* Start *

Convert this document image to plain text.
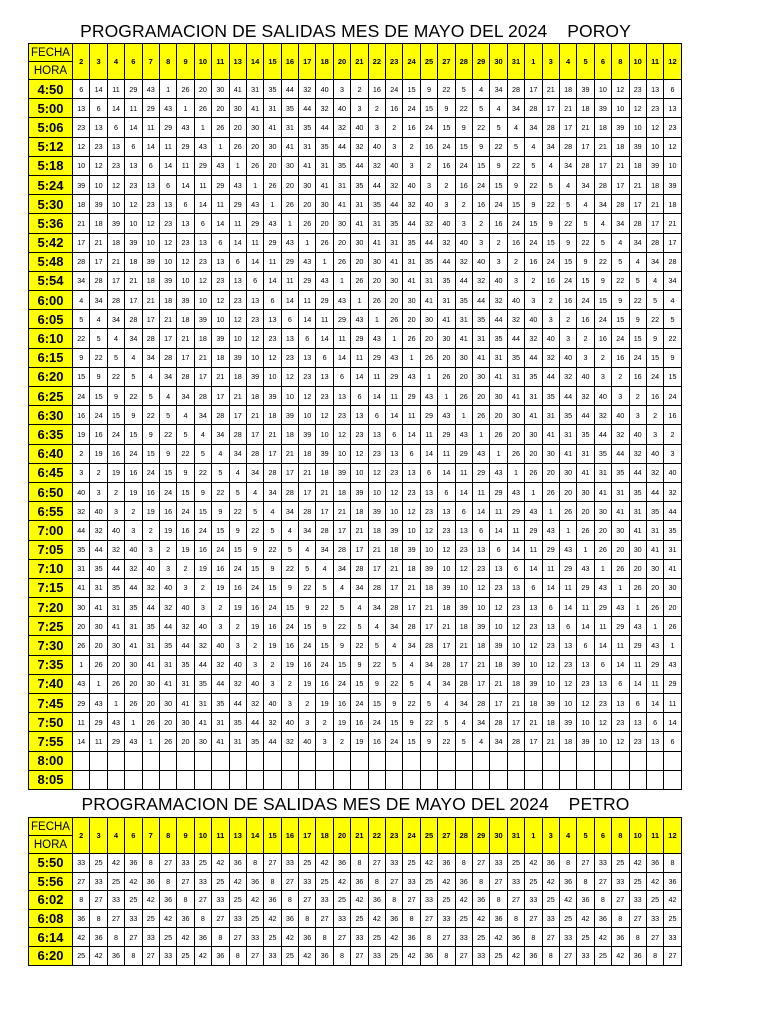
PROGRAMACION DE SALIDAS MES DE MAYO DEL 2024    POROY
FECHA	2	3	4	6	7	8	9	10	11	13	14	15	16	17	18	20	21	22	23	24	25	27	28	29	30	31	1	3	4	5	6	8	10	11	12
HORA																																			
4:50	6	14	11	29	43	1	26	20	30	41	31	35	44	32	40	3	2	16	24	15	9	22	5	4	34	28	17	21	18	39	10	12	23	13	6
5:00	13	6	14	11	29	43	1	26	20	30	41	31	35	44	32	40	3	2	16	24	15	9	22	5	4	34	28	17	21	18	39	10	12	23	13
5:06	23	13	6	14	11	29	43	1	26	20	30	41	31	35	44	32	40	3	2	16	24	15	9	22	5	4	34	28	17	21	18	39	10	12	23
5:12	12	23	13	6	14	11	29	43	1	26	20	30	41	31	35	44	32	40	3	2	16	24	15	9	22	5	4	34	28	17	21	18	39	10	12
5:18	10	12	23	13	6	14	11	29	43	1	26	20	30	41	31	35	44	32	40	3	2	16	24	15	9	22	5	4	34	28	17	21	18	39	10
5:24	39	10	12	23	13	6	14	11	29	43	1	26	20	30	41	31	35	44	32	40	3	2	16	24	15	9	22	5	4	34	28	17	21	18	39
5:30	18	39	10	12	23	13	6	14	11	29	43	1	26	20	30	41	31	35	44	32	40	3	2	16	24	15	9	22	5	4	34	28	17	21	18
5:36	21	18	39	10	12	23	13	6	14	11	29	43	1	26	20	30	41	31	35	44	32	40	3	2	16	24	15	9	22	5	4	34	28	17	21
5:42	17	21	18	39	10	12	23	13	6	14	11	29	43	1	26	20	30	41	31	35	44	32	40	3	2	16	24	15	9	22	5	4	34	28	17
5:48	28	17	21	18	39	10	12	23	13	6	14	11	29	43	1	26	20	30	41	31	35	44	32	40	3	2	16	24	15	9	22	5	4	34	28
5:54	34	28	17	21	18	39	10	12	23	13	6	14	11	29	43	1	26	20	30	41	31	35	44	32	40	3	2	16	24	15	9	22	5	4	34
6:00	4	34	28	17	21	18	39	10	12	23	13	6	14	11	29	43	1	26	20	30	41	31	35	44	32	40	3	2	16	24	15	9	22	5	4
6:05	5	4	34	28	17	21	18	39	10	12	23	13	6	14	11	29	43	1	26	20	30	41	31	35	44	32	40	3	2	16	24	15	9	22	5
6:10	22	5	4	34	28	17	21	18	39	10	12	23	13	6	14	11	29	43	1	26	20	30	41	31	35	44	32	40	3	2	16	24	15	9	22
6:15	9	22	5	4	34	28	17	21	18	39	10	12	23	13	6	14	11	29	43	1	26	20	30	41	31	35	44	32	40	3	2	16	24	15	9
6:20	15	9	22	5	4	34	28	17	21	18	39	10	12	23	13	6	14	11	29	43	1	26	20	30	41	31	35	44	32	40	3	2	16	24	15
6:25	24	15	9	22	5	4	34	28	17	21	18	39	10	12	23	13	6	14	11	29	43	1	26	20	30	41	31	35	44	32	40	3	2	16	24
6:30	16	24	15	9	22	5	4	34	28	17	21	18	39	10	12	23	13	6	14	11	29	43	1	26	20	30	41	31	35	44	32	40	3	2	16
6:35	19	16	24	15	9	22	5	4	34	28	17	21	18	39	10	12	23	13	6	14	11	29	43	1	26	20	30	41	31	35	44	32	40	3	2
6:40	2	19	16	24	15	9	22	5	4	34	28	17	21	18	39	10	12	23	13	6	14	11	29	43	1	26	20	30	41	31	35	44	32	40	3
6:45	3	2	19	16	24	15	9	22	5	4	34	28	17	21	18	39	10	12	23	13	6	14	11	29	43	1	26	20	30	41	31	35	44	32	40
6:50	40	3	2	19	16	24	15	9	22	5	4	34	28	17	21	18	39	10	12	23	13	6	14	11	29	43	1	26	20	30	41	31	35	44	32
6:55	32	40	3	2	19	16	24	15	9	22	5	4	34	28	17	21	18	39	10	12	23	13	6	14	11	29	43	1	26	20	30	41	31	35	44
7:00	44	32	40	3	2	19	16	24	15	9	22	5	4	34	28	17	21	18	39	10	12	23	13	6	14	11	29	43	1	26	20	30	41	31	35
7:05	35	44	32	40	3	2	19	16	24	15	9	22	5	4	34	28	17	21	18	39	10	12	23	13	6	14	11	29	43	1	26	20	30	41	31
7:10	31	35	44	32	40	3	2	19	16	24	15	9	22	5	4	34	28	17	21	18	39	10	12	23	13	6	14	11	29	43	1	26	20	30	41
7:15	41	31	35	44	32	40	3	2	19	16	24	15	9	22	5	4	34	28	17	21	18	39	10	12	23	13	6	14	11	29	43	1	26	20	30
7:20	30	41	31	35	44	32	40	3	2	19	16	24	15	9	22	5	4	34	28	17	21	18	39	10	12	23	13	6	14	11	29	43	1	26	20
7:25	20	30	41	31	35	44	32	40	3	2	19	16	24	15	9	22	5	4	34	28	17	21	18	39	10	12	23	13	6	14	11	29	43	1	26
7:30	26	20	30	41	31	35	44	32	40	3	2	19	16	24	15	9	22	5	4	34	28	17	21	18	39	10	12	23	13	6	14	11	29	43	1
7:35	1	26	20	30	41	31	35	44	32	40	3	2	19	16	24	15	9	22	5	4	34	28	17	21	18	39	10	12	23	13	6	14	11	29	43
7:40	43	1	26	20	30	41	31	35	44	32	40	3	2	19	16	24	15	9	22	5	4	34	28	17	21	18	39	10	12	23	13	6	14	11	29
7:45	29	43	1	26	20	30	41	31	35	44	32	40	3	2	19	16	24	15	9	22	5	4	34	28	17	21	18	39	10	12	23	13	6	14	11
7:50	11	29	43	1	26	20	30	41	31	35	44	32	40	3	2	19	16	24	15	9	22	5	4	34	28	17	21	18	39	10	12	23	13	6	14
7:55	14	11	29	43	1	26	20	30	41	31	35	44	32	40	3	2	19	16	24	15	9	22	5	4	34	28	17	21	18	39	10	12	23	13	6
8:00																																			
8:05																																			
PROGRAMACION DE SALIDAS MES DE MAYO DEL 2024    PETRO
FECHA	2	3	4	6	7	8	9	10	11	13	14	15	16	17	18	20	21	22	23	24	25	27	28	29	30	31	1	3	4	5	6	8	10	11	12
HORA																																			
5:50	33	25	42	36	8	27	33	25	42	36	8	27	33	25	42	36	8	27	33	25	42	36	8	27	33	25	42	36	8	27	33	25	42	36	8
5:56	27	33	25	42	36	8	27	33	25	42	36	8	27	33	25	42	36	8	27	33	25	42	36	8	27	33	25	42	36	8	27	33	25	42	36
6:02	8	27	33	25	42	36	8	27	33	25	42	36	8	27	33	25	42	36	8	27	33	25	42	36	8	27	33	25	42	36	8	27	33	25	42
6:08	36	8	27	33	25	42	36	8	27	33	25	42	36	8	27	33	25	42	36	8	27	33	25	42	36	8	27	33	25	42	36	8	27	33	25
6:14	42	36	8	27	33	25	42	36	8	27	33	25	42	36	8	27	33	25	42	36	8	27	33	25	42	36	8	27	33	25	42	36	8	27	33
6:20	25	42	36	8	27	33	25	42	36	8	27	33	25	42	36	8	27	33	25	42	36	8	27	33	25	42	36	8	27	33	25	42	36	8	27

* End *

[Set problem] Across the material above, how many lines include the string "PROGRAMACION"? Only the number is wanted.

[Task answer] 2